**YOUR TASK**
Without including any pictures, write out the listing below exactly.

━━━━━━━━━━━━━━━━

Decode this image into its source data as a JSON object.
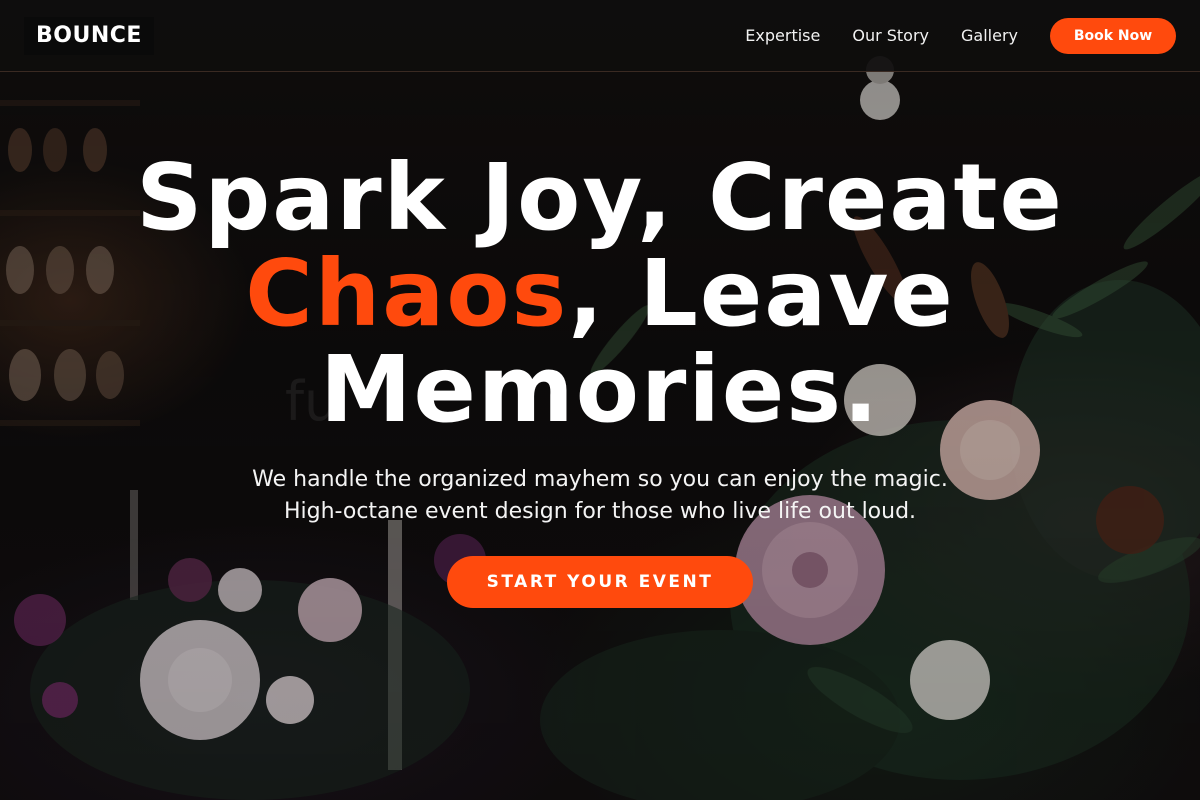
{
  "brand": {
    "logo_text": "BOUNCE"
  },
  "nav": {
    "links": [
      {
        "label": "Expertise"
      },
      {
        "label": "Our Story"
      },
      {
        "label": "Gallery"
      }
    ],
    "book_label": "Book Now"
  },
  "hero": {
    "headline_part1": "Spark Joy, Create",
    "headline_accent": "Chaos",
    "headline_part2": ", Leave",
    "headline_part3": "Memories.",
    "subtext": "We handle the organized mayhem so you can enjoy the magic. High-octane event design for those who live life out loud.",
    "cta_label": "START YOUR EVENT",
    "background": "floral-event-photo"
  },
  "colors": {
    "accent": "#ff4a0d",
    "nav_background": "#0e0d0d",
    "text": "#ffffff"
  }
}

━━━━━━━━━━━━━━━━

**SOLVED EXERCISE**
Decode this image into its source data as a JSON object.
{
  "brand": {
    "logo_text": "BOUNCE"
  },
  "nav": {
    "links": [
      {
        "label": "Expertise"
      },
      {
        "label": "Our Story"
      },
      {
        "label": "Gallery"
      }
    ],
    "book_label": "Book Now"
  },
  "hero": {
    "headline_part1": "Spark Joy, Create",
    "headline_accent": "Chaos",
    "headline_part2": ", Leave",
    "headline_part3": "Memories.",
    "subtext": "We handle the organized mayhem so you can enjoy the magic. High-octane event design for those who live life out loud.",
    "cta_label": "START YOUR EVENT",
    "background": "floral-event-photo"
  },
  "colors": {
    "accent": "#ff4a0d",
    "nav_background": "#0e0d0d",
    "text": "#ffffff"
  }
}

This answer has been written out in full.